(LISTED RECORDS):
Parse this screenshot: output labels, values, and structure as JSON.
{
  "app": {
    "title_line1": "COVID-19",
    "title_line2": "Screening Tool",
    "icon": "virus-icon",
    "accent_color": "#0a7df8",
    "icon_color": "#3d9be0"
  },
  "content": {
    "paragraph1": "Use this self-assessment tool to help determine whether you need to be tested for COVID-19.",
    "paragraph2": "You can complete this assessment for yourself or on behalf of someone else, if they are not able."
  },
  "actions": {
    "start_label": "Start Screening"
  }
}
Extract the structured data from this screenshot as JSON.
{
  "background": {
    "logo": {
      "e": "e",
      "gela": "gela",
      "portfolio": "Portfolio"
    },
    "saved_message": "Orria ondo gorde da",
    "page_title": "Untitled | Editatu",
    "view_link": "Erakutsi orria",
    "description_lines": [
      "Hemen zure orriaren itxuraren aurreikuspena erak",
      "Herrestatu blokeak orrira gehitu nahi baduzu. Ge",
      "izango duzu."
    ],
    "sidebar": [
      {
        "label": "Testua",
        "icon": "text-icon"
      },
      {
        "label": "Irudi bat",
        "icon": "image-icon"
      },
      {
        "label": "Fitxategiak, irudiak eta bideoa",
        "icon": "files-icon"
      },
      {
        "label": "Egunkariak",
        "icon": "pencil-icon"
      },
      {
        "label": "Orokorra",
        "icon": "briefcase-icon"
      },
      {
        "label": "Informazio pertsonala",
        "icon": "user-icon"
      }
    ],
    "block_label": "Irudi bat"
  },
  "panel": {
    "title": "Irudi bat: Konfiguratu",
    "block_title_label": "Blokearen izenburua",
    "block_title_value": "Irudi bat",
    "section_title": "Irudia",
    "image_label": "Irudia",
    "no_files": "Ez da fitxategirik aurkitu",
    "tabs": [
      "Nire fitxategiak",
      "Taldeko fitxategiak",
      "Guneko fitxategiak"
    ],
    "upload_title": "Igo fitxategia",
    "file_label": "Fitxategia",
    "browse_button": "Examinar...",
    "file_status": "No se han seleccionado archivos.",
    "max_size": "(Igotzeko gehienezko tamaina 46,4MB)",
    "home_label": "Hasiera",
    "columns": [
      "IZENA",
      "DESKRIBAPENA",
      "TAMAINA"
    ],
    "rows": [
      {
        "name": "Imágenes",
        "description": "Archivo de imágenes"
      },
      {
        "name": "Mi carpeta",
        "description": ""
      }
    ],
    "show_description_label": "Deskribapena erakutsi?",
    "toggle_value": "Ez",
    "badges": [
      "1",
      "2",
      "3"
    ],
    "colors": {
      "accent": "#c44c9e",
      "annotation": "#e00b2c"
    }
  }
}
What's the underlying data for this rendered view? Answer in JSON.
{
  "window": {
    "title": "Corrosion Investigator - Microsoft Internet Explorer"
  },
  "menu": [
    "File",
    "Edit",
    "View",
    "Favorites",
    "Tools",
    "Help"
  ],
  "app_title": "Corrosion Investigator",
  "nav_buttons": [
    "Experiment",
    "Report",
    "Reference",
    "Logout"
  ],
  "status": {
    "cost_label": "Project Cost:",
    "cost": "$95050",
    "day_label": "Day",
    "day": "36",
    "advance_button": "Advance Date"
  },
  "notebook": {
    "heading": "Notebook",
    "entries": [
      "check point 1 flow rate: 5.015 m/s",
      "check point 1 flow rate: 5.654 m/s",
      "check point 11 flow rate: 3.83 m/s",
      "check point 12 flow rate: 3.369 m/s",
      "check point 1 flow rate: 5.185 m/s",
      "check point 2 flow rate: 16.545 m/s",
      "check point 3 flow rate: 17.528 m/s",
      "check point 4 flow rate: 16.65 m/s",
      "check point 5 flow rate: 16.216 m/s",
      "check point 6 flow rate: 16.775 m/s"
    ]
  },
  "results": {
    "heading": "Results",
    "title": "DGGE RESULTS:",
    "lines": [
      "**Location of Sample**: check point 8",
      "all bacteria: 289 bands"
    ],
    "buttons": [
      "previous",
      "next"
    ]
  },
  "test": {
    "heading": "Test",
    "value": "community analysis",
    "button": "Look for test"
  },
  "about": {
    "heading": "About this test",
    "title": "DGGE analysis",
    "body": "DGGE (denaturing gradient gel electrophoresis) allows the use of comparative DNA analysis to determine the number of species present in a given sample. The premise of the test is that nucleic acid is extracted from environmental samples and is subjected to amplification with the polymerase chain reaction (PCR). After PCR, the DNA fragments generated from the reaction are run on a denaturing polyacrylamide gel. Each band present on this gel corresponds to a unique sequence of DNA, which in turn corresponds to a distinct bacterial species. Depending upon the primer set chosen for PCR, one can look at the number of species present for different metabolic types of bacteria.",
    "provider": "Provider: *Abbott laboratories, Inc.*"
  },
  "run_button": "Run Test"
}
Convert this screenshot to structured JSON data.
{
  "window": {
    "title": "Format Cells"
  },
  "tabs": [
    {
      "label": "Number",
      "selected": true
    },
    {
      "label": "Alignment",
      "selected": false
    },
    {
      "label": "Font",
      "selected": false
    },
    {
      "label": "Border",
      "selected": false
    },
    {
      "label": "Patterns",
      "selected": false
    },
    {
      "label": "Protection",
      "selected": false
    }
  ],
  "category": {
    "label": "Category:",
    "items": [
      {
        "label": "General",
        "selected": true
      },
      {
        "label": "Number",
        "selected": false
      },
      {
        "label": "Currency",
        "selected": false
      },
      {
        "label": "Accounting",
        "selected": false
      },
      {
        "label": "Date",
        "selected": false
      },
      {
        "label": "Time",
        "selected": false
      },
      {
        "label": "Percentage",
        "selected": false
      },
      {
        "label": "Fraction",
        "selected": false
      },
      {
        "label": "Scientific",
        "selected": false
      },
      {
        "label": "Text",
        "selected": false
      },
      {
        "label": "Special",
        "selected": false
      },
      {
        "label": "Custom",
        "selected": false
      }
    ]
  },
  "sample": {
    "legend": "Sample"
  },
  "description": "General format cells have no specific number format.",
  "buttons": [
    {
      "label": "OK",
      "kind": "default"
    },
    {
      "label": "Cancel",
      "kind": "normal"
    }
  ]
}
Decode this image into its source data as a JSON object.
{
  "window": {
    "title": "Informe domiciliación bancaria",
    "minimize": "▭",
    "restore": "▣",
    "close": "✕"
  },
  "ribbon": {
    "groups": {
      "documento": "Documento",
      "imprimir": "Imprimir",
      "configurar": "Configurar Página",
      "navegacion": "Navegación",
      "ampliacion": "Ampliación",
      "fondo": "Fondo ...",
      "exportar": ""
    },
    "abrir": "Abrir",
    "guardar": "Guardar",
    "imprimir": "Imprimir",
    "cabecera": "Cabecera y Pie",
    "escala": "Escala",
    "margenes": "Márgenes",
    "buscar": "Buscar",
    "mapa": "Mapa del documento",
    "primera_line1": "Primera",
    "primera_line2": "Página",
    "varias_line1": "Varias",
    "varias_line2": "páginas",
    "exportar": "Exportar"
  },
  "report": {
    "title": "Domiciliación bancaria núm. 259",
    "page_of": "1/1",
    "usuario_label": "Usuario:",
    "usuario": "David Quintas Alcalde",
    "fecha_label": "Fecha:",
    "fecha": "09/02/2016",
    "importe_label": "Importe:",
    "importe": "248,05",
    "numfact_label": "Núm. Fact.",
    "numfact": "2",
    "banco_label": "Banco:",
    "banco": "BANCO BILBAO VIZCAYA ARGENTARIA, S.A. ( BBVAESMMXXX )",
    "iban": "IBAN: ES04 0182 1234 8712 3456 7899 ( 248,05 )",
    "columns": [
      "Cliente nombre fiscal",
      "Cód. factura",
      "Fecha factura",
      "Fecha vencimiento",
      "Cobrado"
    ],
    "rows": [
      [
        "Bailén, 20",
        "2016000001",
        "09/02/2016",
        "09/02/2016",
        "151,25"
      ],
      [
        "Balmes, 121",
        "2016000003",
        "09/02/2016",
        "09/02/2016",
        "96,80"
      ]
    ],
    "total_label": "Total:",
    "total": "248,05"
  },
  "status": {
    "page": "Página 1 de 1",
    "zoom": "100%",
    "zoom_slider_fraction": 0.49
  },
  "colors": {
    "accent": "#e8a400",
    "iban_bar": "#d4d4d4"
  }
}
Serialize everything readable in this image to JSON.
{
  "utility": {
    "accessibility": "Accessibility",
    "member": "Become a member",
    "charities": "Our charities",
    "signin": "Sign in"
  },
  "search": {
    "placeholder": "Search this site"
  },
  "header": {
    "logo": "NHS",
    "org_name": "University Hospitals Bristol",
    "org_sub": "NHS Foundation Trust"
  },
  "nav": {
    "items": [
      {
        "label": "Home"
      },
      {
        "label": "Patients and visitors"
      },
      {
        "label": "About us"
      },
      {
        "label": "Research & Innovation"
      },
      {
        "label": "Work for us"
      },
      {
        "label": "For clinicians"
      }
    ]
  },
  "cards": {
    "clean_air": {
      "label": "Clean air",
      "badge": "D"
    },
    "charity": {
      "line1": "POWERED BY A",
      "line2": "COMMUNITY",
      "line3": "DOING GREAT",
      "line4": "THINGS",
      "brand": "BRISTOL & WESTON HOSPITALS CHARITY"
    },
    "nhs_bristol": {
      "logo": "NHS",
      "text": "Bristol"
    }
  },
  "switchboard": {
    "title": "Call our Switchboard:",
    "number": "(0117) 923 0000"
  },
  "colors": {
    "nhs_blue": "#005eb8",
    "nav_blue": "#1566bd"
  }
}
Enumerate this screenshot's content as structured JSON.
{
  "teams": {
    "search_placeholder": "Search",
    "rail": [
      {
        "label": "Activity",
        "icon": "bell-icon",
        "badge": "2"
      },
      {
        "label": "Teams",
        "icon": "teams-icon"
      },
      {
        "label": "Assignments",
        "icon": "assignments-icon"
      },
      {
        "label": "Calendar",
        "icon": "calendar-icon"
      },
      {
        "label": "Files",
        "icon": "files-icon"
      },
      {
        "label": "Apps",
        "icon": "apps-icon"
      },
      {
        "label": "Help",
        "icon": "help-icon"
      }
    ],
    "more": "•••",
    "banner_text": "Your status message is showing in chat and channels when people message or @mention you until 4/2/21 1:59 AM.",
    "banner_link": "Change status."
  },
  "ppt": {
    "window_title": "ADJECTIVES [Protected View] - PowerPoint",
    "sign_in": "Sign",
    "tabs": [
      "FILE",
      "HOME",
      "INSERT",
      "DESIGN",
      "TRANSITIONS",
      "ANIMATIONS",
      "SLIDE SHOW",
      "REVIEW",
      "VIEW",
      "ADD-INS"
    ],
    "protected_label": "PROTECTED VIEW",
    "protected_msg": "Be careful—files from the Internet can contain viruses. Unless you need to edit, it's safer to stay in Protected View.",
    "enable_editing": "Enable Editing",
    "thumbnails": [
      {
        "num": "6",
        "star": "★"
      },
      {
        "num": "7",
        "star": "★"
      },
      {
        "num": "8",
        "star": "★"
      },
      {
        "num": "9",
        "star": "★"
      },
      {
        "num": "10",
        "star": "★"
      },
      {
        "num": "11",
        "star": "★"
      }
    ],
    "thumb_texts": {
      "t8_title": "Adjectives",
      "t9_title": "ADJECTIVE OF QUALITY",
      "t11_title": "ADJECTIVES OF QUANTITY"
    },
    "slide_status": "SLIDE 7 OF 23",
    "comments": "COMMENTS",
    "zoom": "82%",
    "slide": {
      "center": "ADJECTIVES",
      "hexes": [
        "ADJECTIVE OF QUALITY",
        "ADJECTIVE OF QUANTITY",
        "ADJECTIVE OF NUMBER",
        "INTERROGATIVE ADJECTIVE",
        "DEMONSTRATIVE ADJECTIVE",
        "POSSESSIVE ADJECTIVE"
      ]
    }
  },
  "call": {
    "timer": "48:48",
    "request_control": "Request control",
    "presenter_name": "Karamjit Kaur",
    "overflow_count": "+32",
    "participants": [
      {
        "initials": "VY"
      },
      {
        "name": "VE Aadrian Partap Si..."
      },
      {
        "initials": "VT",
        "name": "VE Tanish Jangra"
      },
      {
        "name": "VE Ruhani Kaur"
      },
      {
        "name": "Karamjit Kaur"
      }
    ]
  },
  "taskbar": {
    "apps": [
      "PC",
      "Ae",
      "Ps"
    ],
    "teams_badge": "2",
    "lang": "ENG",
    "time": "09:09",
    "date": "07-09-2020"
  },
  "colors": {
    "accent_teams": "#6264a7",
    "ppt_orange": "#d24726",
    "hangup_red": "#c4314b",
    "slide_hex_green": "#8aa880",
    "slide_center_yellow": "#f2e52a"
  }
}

(DESCRIPTION OF THE TASK):
How many lines in this material contain the string "QUANTITY"? Only the number is wanted.

(TASK RESULT):
2